§ **What is asked**:
Gather all lines from the material that contain the word "median".
[start of Given entries]
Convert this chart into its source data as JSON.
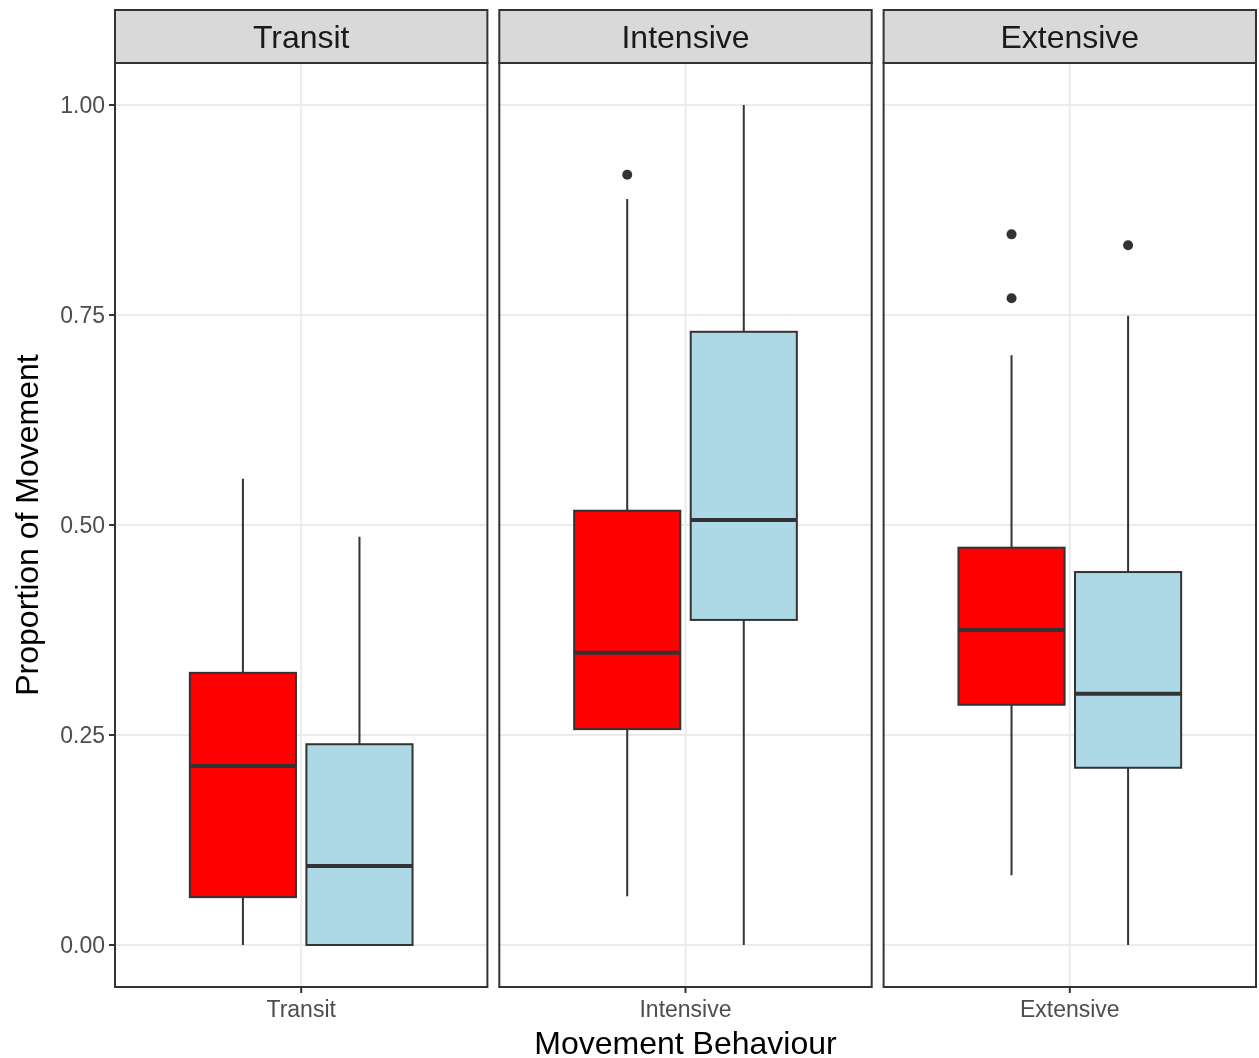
{
  "chart_data": {
    "type": "box",
    "xlabel": "Movement Behaviour",
    "ylabel": "Proportion of Movement",
    "categories": [
      "Transit",
      "Intensive",
      "Extensive"
    ],
    "annotations": [
      "Transit",
      "Intensive",
      "Extensive"
    ],
    "ylim": [
      -0.05,
      1.05
    ],
    "yticks": [
      {
        "value": 0,
        "label": "0.00"
      },
      {
        "value": 0.25,
        "label": "0.25"
      },
      {
        "value": 0.5,
        "label": "0.50"
      },
      {
        "value": 0.75,
        "label": "0.75"
      },
      {
        "value": 1,
        "label": "1.00"
      }
    ],
    "grid": true,
    "series": [
      {
        "color": "#ff0000",
        "boxes": [
          {
            "low": 0,
            "q1": 0.057,
            "median": 0.213,
            "q3": 0.324,
            "high": 0.555
          },
          {
            "low": 0.058,
            "q1": 0.257,
            "median": 0.348,
            "q3": 0.517,
            "high": 0.888,
            "outliers": [
              0.917
            ]
          },
          {
            "low": 0.083,
            "q1": 0.286,
            "median": 0.375,
            "q3": 0.473,
            "high": 0.702,
            "outliers": [
              0.846,
              0.77
            ]
          }
        ]
      },
      {
        "color": "#add8e6",
        "boxes": [
          {
            "low": 0,
            "q1": 0,
            "median": 0.094,
            "q3": 0.239,
            "high": 0.486
          },
          {
            "low": 0,
            "q1": 0.387,
            "median": 0.506,
            "q3": 0.73,
            "high": 1.0
          },
          {
            "low": 0,
            "q1": 0.211,
            "median": 0.299,
            "q3": 0.444,
            "high": 0.749,
            "outliers": [
              0.833
            ]
          }
        ]
      }
    ]
  }
}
[end of Given entries]
§ **Response**:
            "median": 0.213,
            "median": 0.348,
            "median": 0.375,
            "median": 0.094,
            "median": 0.506,
            "median": 0.299,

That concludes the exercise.